> **Information provided**:
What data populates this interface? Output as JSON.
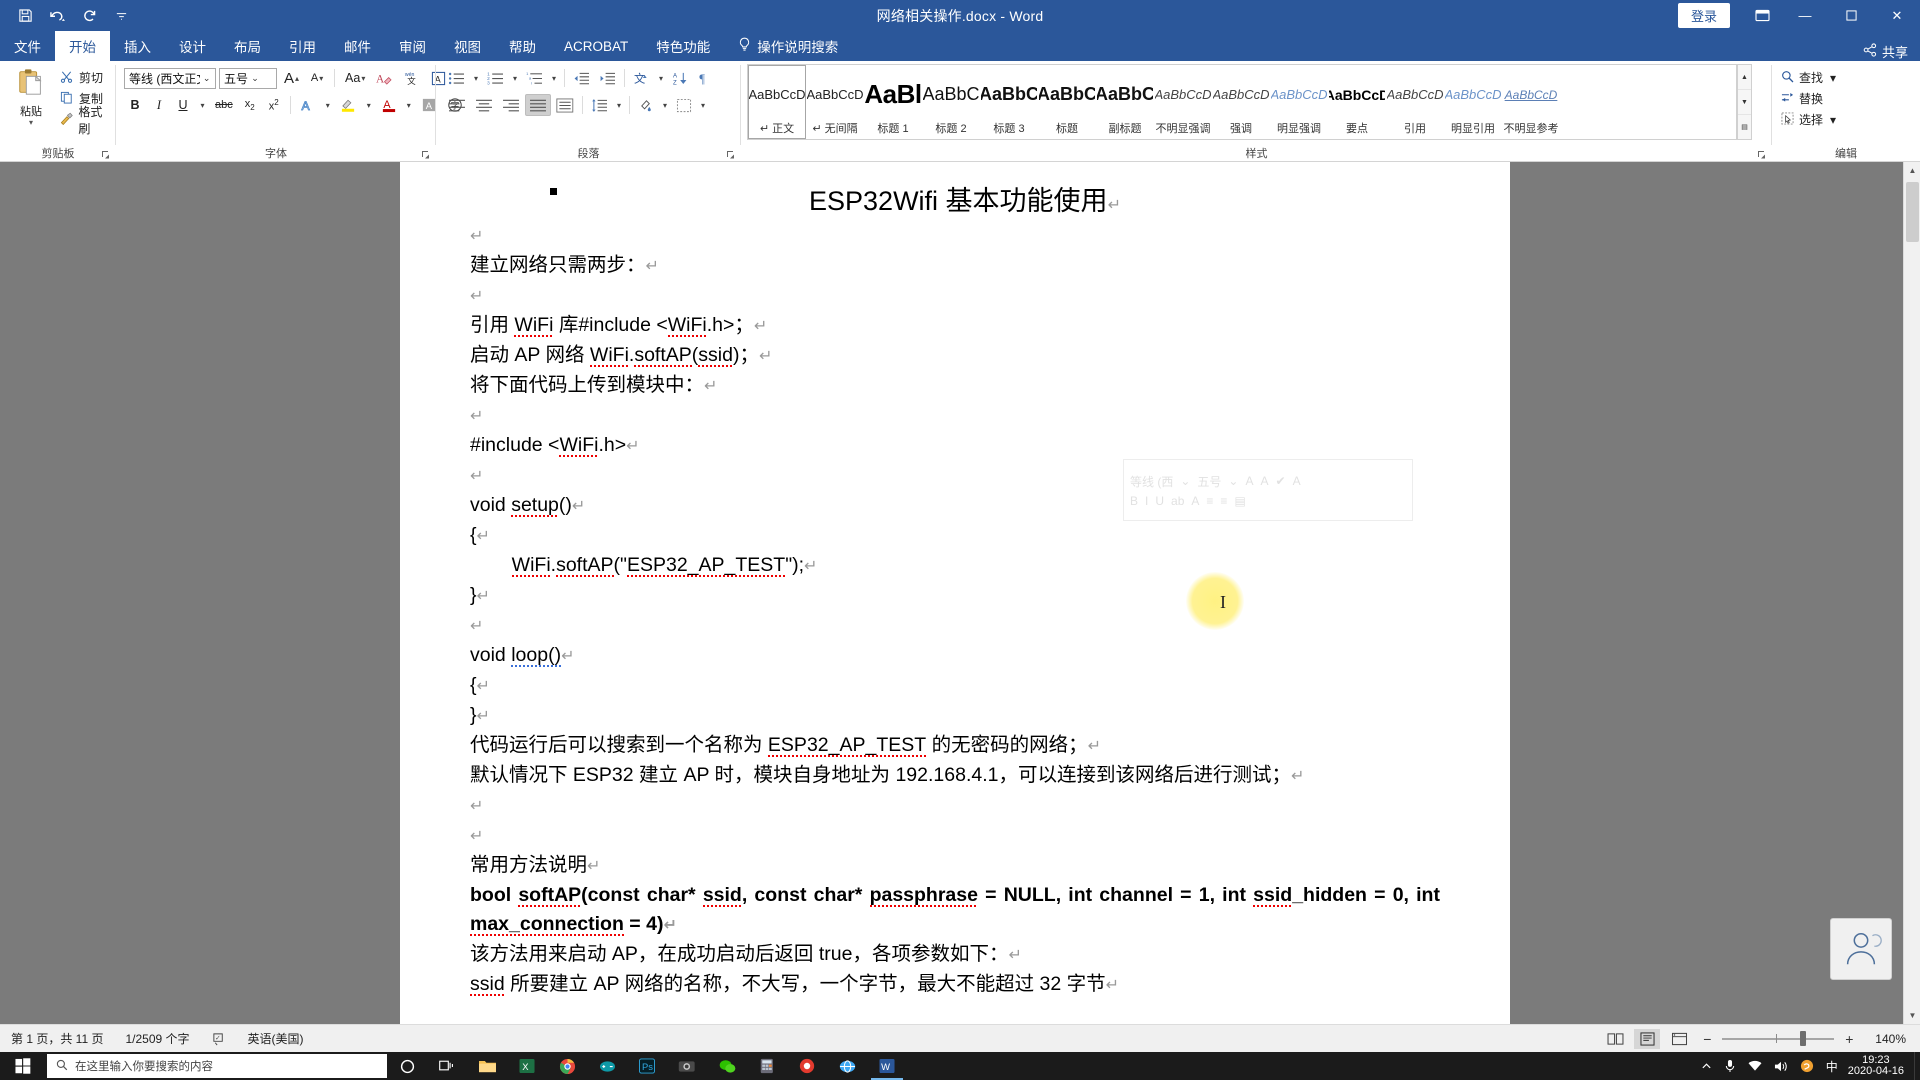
{
  "titlebar": {
    "doc_title": "网络相关操作.docx  -  Word",
    "signin_label": "登录",
    "qat": [
      {
        "name": "save-icon",
        "label": "保存"
      },
      {
        "name": "undo-icon",
        "label": "撤消"
      },
      {
        "name": "redo-icon",
        "label": "恢复"
      },
      {
        "name": "customize-qat-icon",
        "label": "自定义快速访问工具栏"
      }
    ],
    "window_buttons": {
      "minimize": "—",
      "maximize": "☐",
      "close": "✕"
    },
    "ribbon_display_options": "功能区显示选项"
  },
  "tabs": [
    {
      "label": "文件",
      "active": false
    },
    {
      "label": "开始",
      "active": true
    },
    {
      "label": "插入",
      "active": false
    },
    {
      "label": "设计",
      "active": false
    },
    {
      "label": "布局",
      "active": false
    },
    {
      "label": "引用",
      "active": false
    },
    {
      "label": "邮件",
      "active": false
    },
    {
      "label": "审阅",
      "active": false
    },
    {
      "label": "视图",
      "active": false
    },
    {
      "label": "帮助",
      "active": false
    },
    {
      "label": "ACROBAT",
      "active": false
    },
    {
      "label": "特色功能",
      "active": false
    }
  ],
  "tell_me": "操作说明搜索",
  "share_label": "共享",
  "ribbon": {
    "groups": [
      {
        "name": "clipboard",
        "label": "剪贴板"
      },
      {
        "name": "font",
        "label": "字体"
      },
      {
        "name": "paragraph",
        "label": "段落"
      },
      {
        "name": "styles",
        "label": "样式"
      },
      {
        "name": "editing",
        "label": "编辑"
      }
    ],
    "clipboard": {
      "paste_label": "粘贴",
      "items": [
        {
          "label": "剪切",
          "icon": "scissors-icon"
        },
        {
          "label": "复制",
          "icon": "copy-icon"
        },
        {
          "label": "格式刷",
          "icon": "format-painter-icon"
        }
      ]
    },
    "font": {
      "font_name": "等线 (西文正文",
      "font_size": "五号",
      "buttons": [
        {
          "name": "grow-font",
          "label": "A"
        },
        {
          "name": "shrink-font",
          "label": "A"
        },
        {
          "name": "change-case",
          "label": "Aa"
        },
        {
          "name": "clear-formatting",
          "label": "清除所有格式"
        },
        {
          "name": "phonetic-guide",
          "label": "拼音指南"
        },
        {
          "name": "character-border",
          "label": "字符边框"
        },
        {
          "name": "bold",
          "label": "B"
        },
        {
          "name": "italic",
          "label": "I"
        },
        {
          "name": "underline",
          "label": "U"
        },
        {
          "name": "strikethrough",
          "label": "abc"
        },
        {
          "name": "subscript",
          "label": "x₂"
        },
        {
          "name": "superscript",
          "label": "x²"
        },
        {
          "name": "text-effects",
          "label": "A"
        },
        {
          "name": "text-highlight-color",
          "label": "ab"
        },
        {
          "name": "font-color",
          "label": "A"
        },
        {
          "name": "character-shading",
          "label": "A"
        },
        {
          "name": "enclose-characters",
          "label": "字"
        }
      ]
    },
    "paragraph": {
      "buttons": [
        {
          "name": "bullets",
          "label": "项目符号"
        },
        {
          "name": "numbering",
          "label": "编号"
        },
        {
          "name": "multilevel-list",
          "label": "多级列表"
        },
        {
          "name": "decrease-indent",
          "label": "减少缩进量"
        },
        {
          "name": "increase-indent",
          "label": "增加缩进量"
        },
        {
          "name": "asian-layout",
          "label": "中文版式"
        },
        {
          "name": "sort",
          "label": "排序"
        },
        {
          "name": "show-formatting-marks",
          "label": "显示编辑标记"
        },
        {
          "name": "align-left",
          "label": "左对齐"
        },
        {
          "name": "align-center",
          "label": "居中"
        },
        {
          "name": "align-right",
          "label": "右对齐"
        },
        {
          "name": "justify",
          "label": "两端对齐"
        },
        {
          "name": "distributed",
          "label": "分散对齐"
        },
        {
          "name": "line-spacing",
          "label": "行和段落间距"
        },
        {
          "name": "shading",
          "label": "底纹"
        },
        {
          "name": "borders",
          "label": "边框"
        }
      ]
    },
    "styles": {
      "items": [
        {
          "preview": "AaBbCcD",
          "name": "正文",
          "mark": "↵",
          "active": true,
          "style": "normal"
        },
        {
          "preview": "AaBbCcD",
          "name": "无间隔",
          "mark": "↵",
          "active": false,
          "style": "normal"
        },
        {
          "preview": "AaBl",
          "name": "标题 1",
          "mark": "",
          "active": false,
          "style": "h1"
        },
        {
          "preview": "AaBbC",
          "name": "标题 2",
          "mark": "",
          "active": false,
          "style": "h2"
        },
        {
          "preview": "AaBbC",
          "name": "标题 3",
          "mark": "",
          "active": false,
          "style": "h3"
        },
        {
          "preview": "AaBbC",
          "name": "标题",
          "mark": "",
          "active": false,
          "style": "h3"
        },
        {
          "preview": "AaBbC",
          "name": "副标题",
          "mark": "",
          "active": false,
          "style": "h3b"
        },
        {
          "preview": "AaBbCcD",
          "name": "不明显强调",
          "mark": "",
          "active": false,
          "style": "ital"
        },
        {
          "preview": "AaBbCcD",
          "name": "强调",
          "mark": "",
          "active": false,
          "style": "ital"
        },
        {
          "preview": "AaBbCcD",
          "name": "明显强调",
          "mark": "",
          "active": false,
          "style": "italblue"
        },
        {
          "preview": "AaBbCcD",
          "name": "要点",
          "mark": "",
          "active": false,
          "style": "boldn"
        },
        {
          "preview": "AaBbCcD",
          "name": "引用",
          "mark": "",
          "active": false,
          "style": "ital"
        },
        {
          "preview": "AaBbCcD",
          "name": "明显引用",
          "mark": "",
          "active": false,
          "style": "italblue"
        },
        {
          "preview": "AaBbCcD",
          "name": "不明显参考",
          "mark": "",
          "active": false,
          "style": "smallcap"
        }
      ]
    },
    "editing": {
      "items": [
        {
          "label": "查找",
          "icon": "search-icon",
          "caret": true
        },
        {
          "label": "替换",
          "icon": "replace-icon",
          "caret": false
        },
        {
          "label": "选择",
          "icon": "select-icon",
          "caret": true
        }
      ]
    }
  },
  "document": {
    "title": "ESP32Wifi 基本功能使用",
    "paragraphs": [
      {
        "id": "p1",
        "text": "",
        "mark": "↵"
      },
      {
        "id": "p2",
        "text": "建立网络只需两步：",
        "mark": "↵"
      },
      {
        "id": "p3",
        "text": "",
        "mark": "↵"
      },
      {
        "id": "p4",
        "text": "引用 WiFi 库#include <WiFi.h>；",
        "mark": "↵"
      },
      {
        "id": "p5",
        "text": "启动 AP 网络 WiFi.softAP(ssid)；",
        "mark": "↵"
      },
      {
        "id": "p6",
        "text": "将下面代码上传到模块中：",
        "mark": "↵"
      },
      {
        "id": "p7",
        "text": "",
        "mark": "↵"
      },
      {
        "id": "p8",
        "text": "#include <WiFi.h>",
        "mark": "↵"
      },
      {
        "id": "p9",
        "text": "",
        "mark": "↵"
      },
      {
        "id": "p10",
        "text": "void setup()",
        "mark": "↵"
      },
      {
        "id": "p11",
        "text": "{",
        "mark": "↵"
      },
      {
        "id": "p12",
        "text": "    WiFi.softAP(\"ESP32_AP_TEST\");",
        "mark": "↵"
      },
      {
        "id": "p13",
        "text": "}",
        "mark": "↵"
      },
      {
        "id": "p14",
        "text": "",
        "mark": "↵"
      },
      {
        "id": "p15",
        "text": "void loop()",
        "mark": "↵"
      },
      {
        "id": "p16",
        "text": "{",
        "mark": "↵"
      },
      {
        "id": "p17",
        "text": "}",
        "mark": "↵"
      },
      {
        "id": "p18",
        "text": "代码运行后可以搜索到一个名称为 ESP32_AP_TEST 的无密码的网络；",
        "mark": "↵"
      },
      {
        "id": "p19",
        "text": "默认情况下 ESP32 建立 AP 时，模块自身地址为 192.168.4.1，可以连接到该网络后进行测试；",
        "mark": "↵"
      },
      {
        "id": "p20",
        "text": "",
        "mark": "↵"
      },
      {
        "id": "p21",
        "text": "",
        "mark": "↵"
      },
      {
        "id": "p22",
        "text": "常用方法说明",
        "mark": "↵"
      },
      {
        "id": "p23",
        "text": "bool softAP(const char* ssid, const char* passphrase = NULL, int channel = 1, int ssid_hidden = 0, int max_connection = 4)",
        "mark": "↵"
      },
      {
        "id": "p24",
        "text": "该方法用来启动 AP，在成功启动后返回 true，各项参数如下：",
        "mark": "↵"
      },
      {
        "id": "p25",
        "text": "ssid 所要建立 AP 网络的名称，不大写，一个字节，最大不能超过 32 字节",
        "mark": "↵"
      }
    ]
  },
  "statusbar": {
    "page_info": "第 1 页，共 11 页",
    "word_count": "1/2509 个字",
    "proofing_icon": "proofing-errors-icon",
    "language": "英语(美国)",
    "views": [
      {
        "name": "read-mode",
        "label": "阅读视图"
      },
      {
        "name": "print-layout",
        "label": "页面视图",
        "selected": true
      },
      {
        "name": "web-layout",
        "label": "Web 版式视图"
      }
    ],
    "zoom_level": "140%",
    "zoom_out": "−",
    "zoom_in": "+"
  },
  "taskbar": {
    "search_placeholder": "在这里输入你要搜索的内容",
    "start_icon": "windows-start-icon",
    "items": [
      {
        "name": "cortana-icon",
        "label": "Cortana"
      },
      {
        "name": "task-view-icon",
        "label": "任务视图"
      },
      {
        "name": "file-explorer-icon",
        "label": "文件资源管理器"
      },
      {
        "name": "excel-icon",
        "label": "Excel"
      },
      {
        "name": "chrome-icon",
        "label": "Google Chrome"
      },
      {
        "name": "arduino-icon",
        "label": "Arduino"
      },
      {
        "name": "photoshop-icon",
        "label": "Photoshop"
      },
      {
        "name": "camera-icon",
        "label": "相机"
      },
      {
        "name": "wechat-icon",
        "label": "微信"
      },
      {
        "name": "calculator-icon",
        "label": "计算器"
      },
      {
        "name": "recorder-icon",
        "label": "录屏"
      },
      {
        "name": "browser-icon",
        "label": "浏览器"
      },
      {
        "name": "word-icon",
        "label": "Word",
        "active": true
      }
    ],
    "tray": [
      {
        "name": "tray-expand-icon",
        "label": "显示隐藏的图标"
      },
      {
        "name": "microphone-icon",
        "label": "麦克风"
      },
      {
        "name": "network-icon",
        "label": "网络"
      },
      {
        "name": "volume-icon",
        "label": "音量"
      },
      {
        "name": "sogou-icon",
        "label": "搜狗输入法"
      },
      {
        "name": "ime-cn-icon",
        "label": "中"
      }
    ],
    "time": "19:23",
    "date": "2020-04-16"
  }
}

> **Task requirements**: Extract, from the material above, each line holding the word "softAP".

> **Final result**:
        "text": "启动 AP 网络 WiFi.softAP(ssid)；",
        "text": "    WiFi.softAP(\"ESP32_AP_TEST\");",
        "text": "bool softAP(const char* ssid, const char* passphrase = NULL, int channel = 1, int ssid_hidden = 0, int max_connection = 4)",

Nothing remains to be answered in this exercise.